(Images of document pages with text)
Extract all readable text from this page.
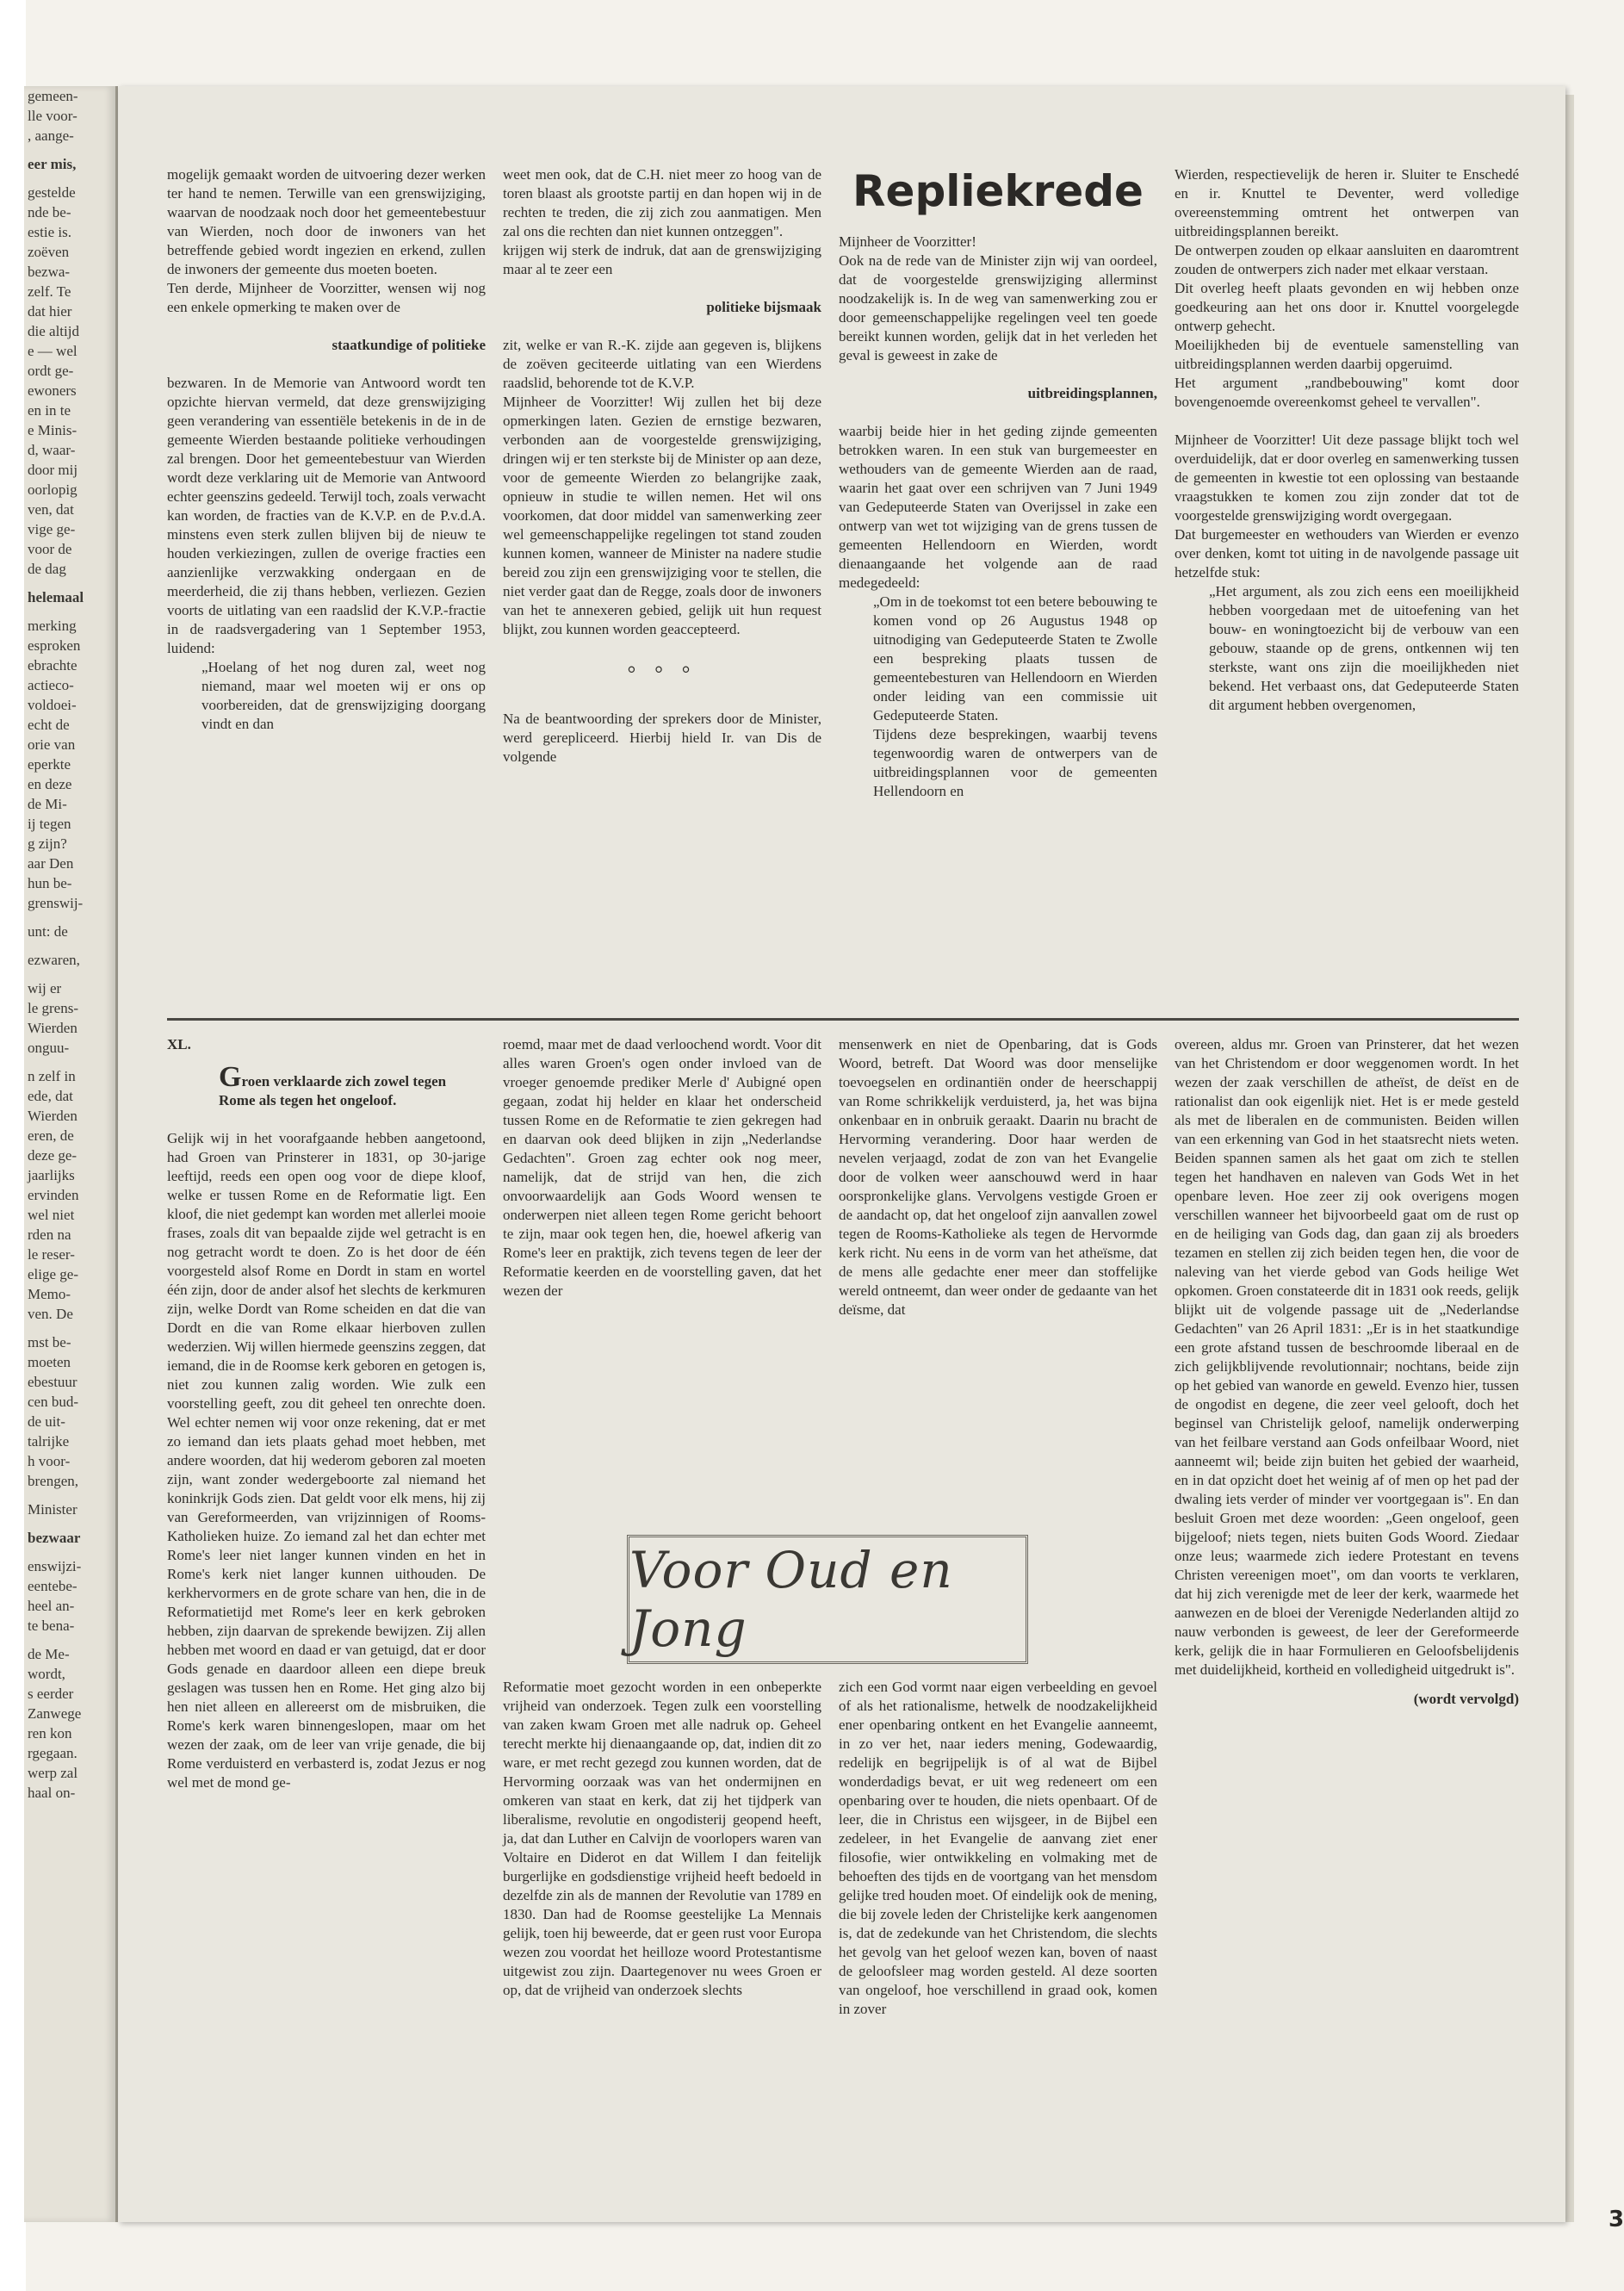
gemeen-
lle voor-
, aange-
eer mis,
gestelde
nde be-
estie is.
zoëven
bezwa-
zelf. Te
dat hier
die altijd
e — wel
ordt ge-
ewoners
en in te
e Minis-
d, waar-
door mij
oorlopig
ven, dat
vige ge-
voor de
de dag
helemaal
merking
esproken
ebrachte
actieco-
voldoei-
echt de
orie van
eperkte
en deze
de Mi-
ij tegen
g zijn?
aar Den
hun be-
grenswij-
unt: de
ezwaren,
wij er
le grens-
Wierden
onguu-
n zelf in
ede, dat
Wierden
eren, de
deze ge-
jaarlijks
ervinden
wel niet
rden na
le reser-
elige ge-
Memo-
ven. De
mst be-
moeten
ebestuur
cen bud-
de uit-
talrijke
h voor-
brengen,
Minister
bezwaar
enswijzi-
eentebe-
heel an-
te bena-
de Me-
wordt,
s eerder
Zanwege
ren kon
rgegaan.
werp zal
haal on-

mogelijk gemaakt worden de uitvoering dezer werken ter hand te nemen. Terwille van een grenswijziging, waarvan de noodzaak noch door het gemeentebestuur van Wierden, noch door de inwoners van het betreffende gebied wordt ingezien en erkend, zullen de inwoners der gemeente dus moeten boeten.

Ten derde, Mijnheer de Voorzitter, wensen wij nog een enkele opmerking te maken over de

staatkundige of politieke

bezwaren. In de Memorie van Antwoord wordt ten opzichte hiervan vermeld, dat deze grenswijziging geen verandering van essentiële betekenis in de in de gemeente Wierden bestaande politieke verhoudingen zal brengen. Door het gemeentebestuur van Wierden wordt deze verklaring uit de Memorie van Antwoord echter geenszins gedeeld. Terwijl toch, zoals verwacht kan worden, de fracties van de K.V.P. en de P.v.d.A. minstens even sterk zullen blijven bij de nieuw te houden verkiezingen, zullen de overige fracties een aanzienlijke verzwakking ondergaan en de meerderheid, die zij thans hebben, verliezen. Gezien voorts de uitlating van een raadslid der K.V.P.-fractie in de raadsvergadering van 1 September 1953, luidend:

„Hoelang of het nog duren zal, weet nog niemand, maar wel moeten wij er ons op voorbereiden, dat de grenswijziging doorgang vindt en dan

weet men ook, dat de C.H. niet meer zo hoog van de toren blaast als grootste partij en dan hopen wij in de rechten te treden, die zij zich zou aanmatigen. Men zal ons die rechten dan niet kunnen ontzeggen".

krijgen wij sterk de indruk, dat aan de grenswijziging maar al te zeer een

politieke bijsmaak

zit, welke er van R.-K. zijde aan gegeven is, blijkens de zoëven geciteerde uitlating van een Wierdens raadslid, behorende tot de K.V.P.

Mijnheer de Voorzitter! Wij zullen het bij deze opmerkingen laten. Gezien de ernstige bezwaren, verbonden aan de voorgestelde grenswijziging, dringen wij er ten sterkste bij de Minister op aan deze, voor de gemeente Wierden zo belangrijke zaak, opnieuw in studie te willen nemen. Het wil ons voorkomen, dat door middel van samenwerking zeer wel gemeenschappelijke regelingen tot stand zouden kunnen komen, wanneer de Minister na nadere studie bereid zou zijn een grenswijziging voor te stellen, die niet verder gaat dan de Regge, zoals door de inwoners van het te annexeren gebied, gelijk uit hun request blijkt, zou kunnen worden geaccepteerd.

° ° °

Na de beantwoording der sprekers door de Minister, werd gerepliceerd. Hierbij hield Ir. van Dis de volgende

Repliekrede

Mijnheer de Voorzitter!

Ook na de rede van de Minister zijn wij van oordeel, dat de voorgestelde grenswijziging allerminst noodzakelijk is. In de weg van samenwerking zou er door gemeenschappelijke regelingen veel ten goede bereikt kunnen worden, gelijk dat in het verleden het geval is geweest in zake de

uitbreidingsplannen,

waarbij beide hier in het geding zijnde gemeenten betrokken waren. In een stuk van burgemeester en wethouders van de gemeente Wierden aan de raad, waarin het gaat over een schrijven van 7 Juni 1949 van Gedeputeerde Staten van Overijssel in zake een ontwerp van wet tot wijziging van de grens tussen de gemeenten Hellendoorn en Wierden, wordt dienaangaande het volgende aan de raad medegedeeld:

„Om in de toekomst tot een betere bebouwing te komen vond op 26 Augustus 1948 op uitnodiging van Gedeputeerde Staten te Zwolle een bespreking plaats tussen de gemeentebesturen van Hellendoorn en Wierden onder leiding van een commissie uit Gedeputeerde Staten.

Tijdens deze besprekingen, waarbij tevens tegenwoordig waren de ontwerpers van de uitbreidingsplannen voor de gemeenten Hellendoorn en

Wierden, respectievelijk de heren ir. Sluiter te Enschedé en ir. Knuttel te Deventer, werd volledige overeenstemming omtrent het ontwerpen van uitbreidingsplannen bereikt.

De ontwerpen zouden op elkaar aansluiten en daaromtrent zouden de ontwerpers zich nader met elkaar verstaan.

Dit overleg heeft plaats gevonden en wij hebben onze goedkeuring aan het ons door ir. Knuttel voorgelegde ontwerp gehecht.

Moeilijkheden bij de eventuele samenstelling van uitbreidingsplannen werden daarbij opgeruimd.

Het argument „randbebouwing" komt door bovengenoemde overeenkomst geheel te vervallen".

Mijnheer de Voorzitter! Uit deze passage blijkt toch wel overduidelijk, dat er door overleg en samenwerking tussen de gemeenten in kwestie tot een oplossing van bestaande vraagstukken te komen zou zijn zonder dat tot de voorgestelde grenswijziging wordt overgegaan.

Dat burgemeester en wethouders van Wierden er evenzo over denken, komt tot uiting in de navolgende passage uit hetzelfde stuk:

„Het argument, als zou zich eens een moeilijkheid hebben voorgedaan met de uitoefening van het bouw- en woningtoezicht bij de verbouw van een gebouw, staande op de grens, ontkennen wij ten sterkste, want ons zijn die moeilijkheden niet bekend. Het verbaast ons, dat Gedeputeerde Staten dit argument hebben overgenomen,

XL.

Groen verklaarde zich zowel tegen Rome als tegen het ongeloof.

Gelijk wij in het voorafgaande hebben aangetoond, had Groen van Prinsterer in 1831, op 30-jarige leeftijd, reeds een open oog voor de diepe kloof, welke er tussen Rome en de Reformatie ligt. Een kloof, die niet gedempt kan worden met allerlei mooie frases, zoals dit van bepaalde zijde wel getracht is en nog getracht wordt te doen. Zo is het door de één voorgesteld alsof Rome en Dordt in stam en wortel één zijn, door de ander alsof het slechts de kerkmuren zijn, welke Dordt van Rome scheiden en dat die van Dordt en die van Rome elkaar hierboven zullen wederzien. Wij willen hiermede geenszins zeggen, dat iemand, die in de Roomse kerk geboren en getogen is, niet zou kunnen zalig worden. Wie zulk een voorstelling geeft, zou dit geheel ten onrechte doen. Wel echter nemen wij voor onze rekening, dat er met zo iemand dan iets plaats gehad moet hebben, met andere woorden, dat hij wederom geboren zal moeten zijn, want zonder wedergeboorte zal niemand het koninkrijk Gods zien. Dat geldt voor elk mens, hij zij van Gereformeerden, van vrijzinnigen of Rooms-Katholieken huize. Zo iemand zal het dan echter met Rome's leer niet langer kunnen vinden en het in Rome's kerk niet langer kunnen uithouden. De kerkhervormers en de grote schare van hen, die in de Reformatietijd met Rome's leer en kerk gebroken hebben, zijn daarvan de sprekende bewijzen. Zij allen hebben met woord en daad er van getuigd, dat er door Gods genade en daardoor alleen een diepe breuk geslagen was tussen hen en Rome. Het ging alzo bij hen niet alleen en allereerst om de misbruiken, die Rome's kerk waren binnengeslopen, maar om het wezen der zaak, om de leer van vrije genade, die bij Rome verduisterd en verbasterd is, zodat Jezus er nog wel met de mond ge-

roemd, maar met de daad verloochend wordt. Voor dit alles waren Groen's ogen onder invloed van de vroeger genoemde prediker Merle d' Aubigné open gegaan, zodat hij helder en klaar het onderscheid tussen Rome en de Reformatie te zien gekregen had en daarvan ook deed blijken in zijn „Nederlandse Gedachten". Groen zag echter ook nog meer, namelijk, dat de strijd van hen, die zich onvoorwaardelijk aan Gods Woord wensen te onderwerpen niet alleen tegen Rome gericht behoort te zijn, maar ook tegen hen, die, hoewel afkerig van Rome's leer en praktijk, zich tevens tegen de leer der Reformatie keerden en de voorstelling gaven, dat het wezen der

mensenwerk en niet de Openbaring, dat is Gods Woord, betreft. Dat Woord was door menselijke toevoegselen en ordinantiën onder de heerschappij van Rome schrikkelijk verduisterd, ja, het was bijna onkenbaar en in onbruik geraakt. Daarin nu bracht de Hervorming verandering. Door haar werden de nevelen verjaagd, zodat de zon van het Evangelie door de volken weer aanschouwd werd in haar oorspronkelijke glans. Vervolgens vestigde Groen er de aandacht op, dat het ongeloof zijn aanvallen zowel tegen de Rooms-Katholieke als tegen de Hervormde kerk richt. Nu eens in de vorm van het atheïsme, dat de mens alle gedachte ener meer dan stoffelijke wereld ontneemt, dan weer onder de gedaante van het deïsme, dat

Voor Oud en Jong

Reformatie moet gezocht worden in een onbeperkte vrijheid van onderzoek. Tegen zulk een voorstelling van zaken kwam Groen met alle nadruk op. Geheel terecht merkte hij dienaangaande op, dat, indien dit zo ware, er met recht gezegd zou kunnen worden, dat de Hervorming oorzaak was van het ondermijnen en omkeren van staat en kerk, dat zij het tijdperk van liberalisme, revolutie en ongodisterij geopend heeft, ja, dat dan Luther en Calvijn de voorlopers waren van Voltaire en Diderot en dat Willem I dan feitelijk burgerlijke en godsdienstige vrijheid heeft bedoeld in dezelfde zin als de mannen der Revolutie van 1789 en 1830. Dan had de Roomse geestelijke La Mennais gelijk, toen hij beweerde, dat er geen rust voor Europa wezen zou voordat het heilloze woord Protestantisme uitgewist zou zijn. Daartegenover nu wees Groen er op, dat de vrijheid van onderzoek slechts

zich een God vormt naar eigen verbeelding en gevoel of als het rationalisme, hetwelk de noodzakelijkheid ener openbaring ontkent en het Evangelie aanneemt, in zo ver het, naar ieders mening, Godewaardig, redelijk en begrijpelijk is of al wat de Bijbel wonderdadigs bevat, er uit weg redeneert om een openbaring over te houden, die niets openbaart. Of de leer, die in Christus een wijsgeer, in de Bijbel een zedeleer, in het Evangelie de aanvang ziet ener filosofie, wier ontwikkeling en volmaking met de behoeften des tijds en de voortgang van het mensdom gelijke tred houden moet. Of eindelijk ook de mening, die bij zovele leden der Christelijke kerk aangenomen is, dat de zedekunde van het Christendom, die slechts het gevolg van het geloof wezen kan, boven of naast de geloofsleer mag worden gesteld. Al deze soorten van ongeloof, hoe verschillend in graad ook, komen in zover

overeen, aldus mr. Groen van Prinsterer, dat het wezen van het Christendom er door weggenomen wordt. In het wezen der zaak verschillen de atheïst, de deïst en de rationalist dan ook eigenlijk niet. Het is er mede gesteld als met de liberalen en de communisten. Beiden willen van een erkenning van God in het staatsrecht niets weten. Beiden spannen samen als het gaat om zich te stellen tegen het handhaven en naleven van Gods Wet in het openbare leven. Hoe zeer zij ook overigens mogen verschillen wanneer het bijvoorbeeld gaat om de rust op en de heiliging van Gods dag, dan gaan zij als broeders tezamen en stellen zij zich beiden tegen hen, die voor de naleving van het vierde gebod van Gods heilige Wet opkomen. Groen constateerde dit in 1831 ook reeds, gelijk blijkt uit de volgende passage uit de „Nederlandse Gedachten" van 26 April 1831: „Er is in het staatkundige een grote afstand tussen de beschroomde liberaal en de zich gelijkblijvende revolutionnair; nochtans, beide zijn op het gebied van wanorde en geweld. Evenzo hier, tussen de ongodist en degene, die zeer veel gelooft, doch het beginsel van Christelijk geloof, namelijk onderwerping van het feilbare verstand aan Gods onfeilbaar Woord, niet aanneemt wil; beide zijn buiten het gebied der waarheid, en in dat opzicht doet het weinig af of men op het pad der dwaling iets verder of minder ver voortgegaan is". En dan besluit Groen met deze woorden: „Geen ongeloof, geen bijgeloof; niets tegen, niets buiten Gods Woord. Ziedaar onze leus; waarmede zich iedere Protestant en tevens Christen vereenigen moet", om dan voorts te verklaren, dat hij zich verenigde met de leer der kerk, waarmede het aanwezen en de bloei der Verenigde Nederlanden altijd zo nauw verbonden is geweest, de leer der Gereformeerde kerk, gelijk die in haar Formulieren en Geloofsbelijdenis met duidelijkheid, kortheid en volledigheid uitgedrukt is".

(wordt vervolgd)

3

EXERCISE GOAL :: Among the entries above, count the lines that contain the word "weet" and give the number by itself.

PROBLEM SOLUTION :: 2